Excerpts from a figure dataset
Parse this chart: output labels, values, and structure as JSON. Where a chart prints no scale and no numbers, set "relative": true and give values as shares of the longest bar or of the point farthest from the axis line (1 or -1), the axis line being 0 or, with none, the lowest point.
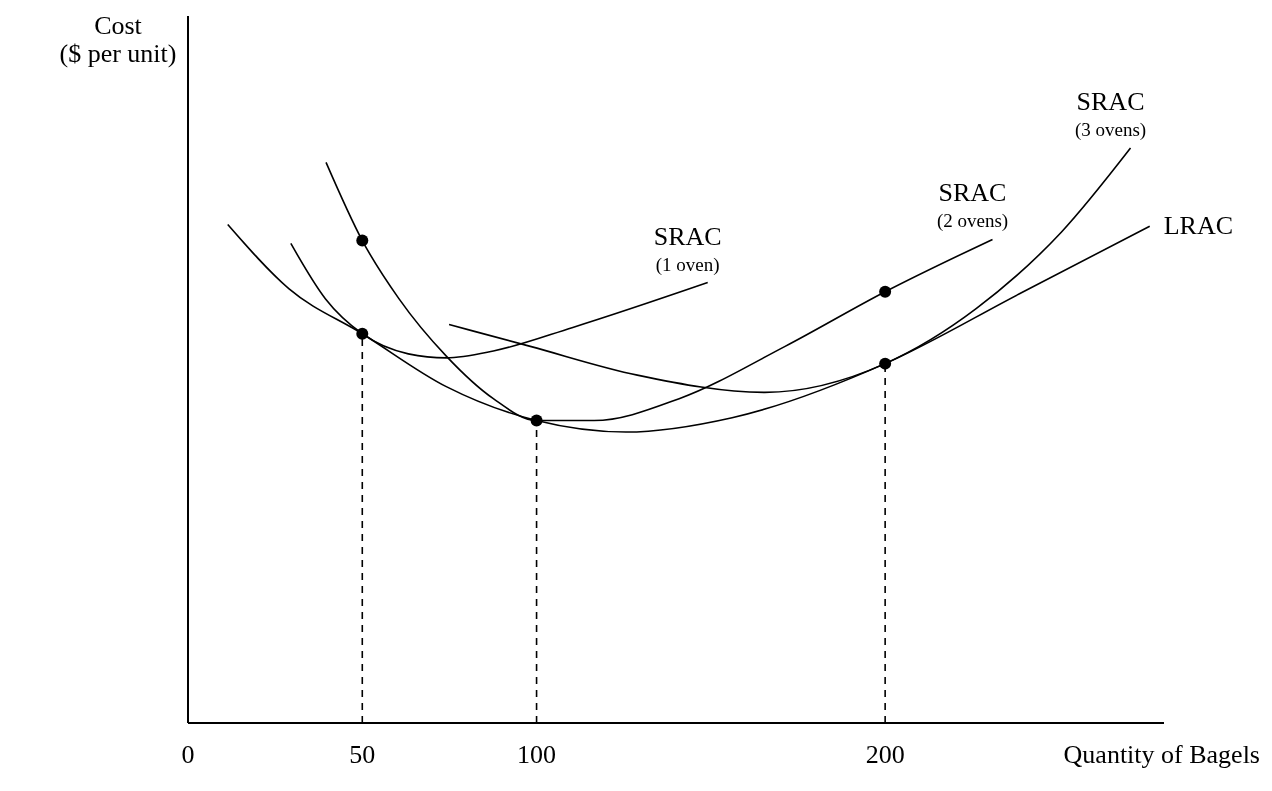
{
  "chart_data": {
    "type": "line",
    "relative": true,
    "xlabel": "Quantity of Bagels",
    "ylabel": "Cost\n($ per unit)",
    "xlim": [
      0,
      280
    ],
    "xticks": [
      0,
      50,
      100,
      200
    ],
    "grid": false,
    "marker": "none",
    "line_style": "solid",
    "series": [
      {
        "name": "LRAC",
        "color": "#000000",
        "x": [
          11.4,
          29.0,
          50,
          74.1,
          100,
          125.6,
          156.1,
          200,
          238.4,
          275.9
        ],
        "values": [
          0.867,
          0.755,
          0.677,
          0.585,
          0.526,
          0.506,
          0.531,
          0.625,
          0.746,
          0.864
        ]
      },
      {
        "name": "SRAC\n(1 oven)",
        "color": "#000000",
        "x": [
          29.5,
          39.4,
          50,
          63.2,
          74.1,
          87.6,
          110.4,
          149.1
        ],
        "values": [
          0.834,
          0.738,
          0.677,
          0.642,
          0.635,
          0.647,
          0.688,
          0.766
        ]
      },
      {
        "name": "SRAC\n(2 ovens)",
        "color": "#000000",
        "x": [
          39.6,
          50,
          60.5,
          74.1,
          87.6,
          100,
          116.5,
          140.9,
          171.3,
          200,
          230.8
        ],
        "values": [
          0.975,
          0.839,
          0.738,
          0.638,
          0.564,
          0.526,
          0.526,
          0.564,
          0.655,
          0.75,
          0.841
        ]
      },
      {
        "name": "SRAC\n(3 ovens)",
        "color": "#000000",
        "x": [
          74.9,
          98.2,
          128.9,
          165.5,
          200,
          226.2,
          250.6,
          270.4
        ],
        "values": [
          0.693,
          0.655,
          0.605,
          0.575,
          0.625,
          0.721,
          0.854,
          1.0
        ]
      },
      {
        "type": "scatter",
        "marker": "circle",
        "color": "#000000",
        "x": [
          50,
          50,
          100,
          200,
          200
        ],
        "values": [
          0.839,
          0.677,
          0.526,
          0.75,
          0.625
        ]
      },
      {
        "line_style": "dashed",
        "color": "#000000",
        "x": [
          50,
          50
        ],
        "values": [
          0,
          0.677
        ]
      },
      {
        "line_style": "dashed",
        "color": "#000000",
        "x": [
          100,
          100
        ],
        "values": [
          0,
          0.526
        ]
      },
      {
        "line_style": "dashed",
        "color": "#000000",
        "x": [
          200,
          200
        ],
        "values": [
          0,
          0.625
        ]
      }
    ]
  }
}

- **Exercise**:
Every entry above needs to be retyped exactly; drop the pictures.

- **Finished answer**:
Parse this chart: output labels, values, and structure as JSON. Where a chart prints no scale and no numbers, set "relative": true and give values as shares of the longest bar or of the point farthest from the axis line (1 or -1), the axis line being 0 or, with none, the lowest point.
{
  "chart_data": {
    "type": "line",
    "relative": true,
    "xlabel": "Quantity of Bagels",
    "ylabel": "Cost\n($ per unit)",
    "xlim": [
      0,
      280
    ],
    "xticks": [
      0,
      50,
      100,
      200
    ],
    "grid": false,
    "marker": "none",
    "line_style": "solid",
    "series": [
      {
        "name": "LRAC",
        "color": "#000000",
        "x": [
          11.4,
          29.0,
          50,
          74.1,
          100,
          125.6,
          156.1,
          200,
          238.4,
          275.9
        ],
        "values": [
          0.867,
          0.755,
          0.677,
          0.585,
          0.526,
          0.506,
          0.531,
          0.625,
          0.746,
          0.864
        ]
      },
      {
        "name": "SRAC\n(1 oven)",
        "color": "#000000",
        "x": [
          29.5,
          39.4,
          50,
          63.2,
          74.1,
          87.6,
          110.4,
          149.1
        ],
        "values": [
          0.834,
          0.738,
          0.677,
          0.642,
          0.635,
          0.647,
          0.688,
          0.766
        ]
      },
      {
        "name": "SRAC\n(2 ovens)",
        "color": "#000000",
        "x": [
          39.6,
          50,
          60.5,
          74.1,
          87.6,
          100,
          116.5,
          140.9,
          171.3,
          200,
          230.8
        ],
        "values": [
          0.975,
          0.839,
          0.738,
          0.638,
          0.564,
          0.526,
          0.526,
          0.564,
          0.655,
          0.75,
          0.841
        ]
      },
      {
        "name": "SRAC\n(3 ovens)",
        "color": "#000000",
        "x": [
          74.9,
          98.2,
          128.9,
          165.5,
          200,
          226.2,
          250.6,
          270.4
        ],
        "values": [
          0.693,
          0.655,
          0.605,
          0.575,
          0.625,
          0.721,
          0.854,
          1.0
        ]
      },
      {
        "type": "scatter",
        "marker": "circle",
        "color": "#000000",
        "x": [
          50,
          50,
          100,
          200,
          200
        ],
        "values": [
          0.839,
          0.677,
          0.526,
          0.75,
          0.625
        ]
      },
      {
        "line_style": "dashed",
        "color": "#000000",
        "x": [
          50,
          50
        ],
        "values": [
          0,
          0.677
        ]
      },
      {
        "line_style": "dashed",
        "color": "#000000",
        "x": [
          100,
          100
        ],
        "values": [
          0,
          0.526
        ]
      },
      {
        "line_style": "dashed",
        "color": "#000000",
        "x": [
          200,
          200
        ],
        "values": [
          0,
          0.625
        ]
      }
    ]
  }
}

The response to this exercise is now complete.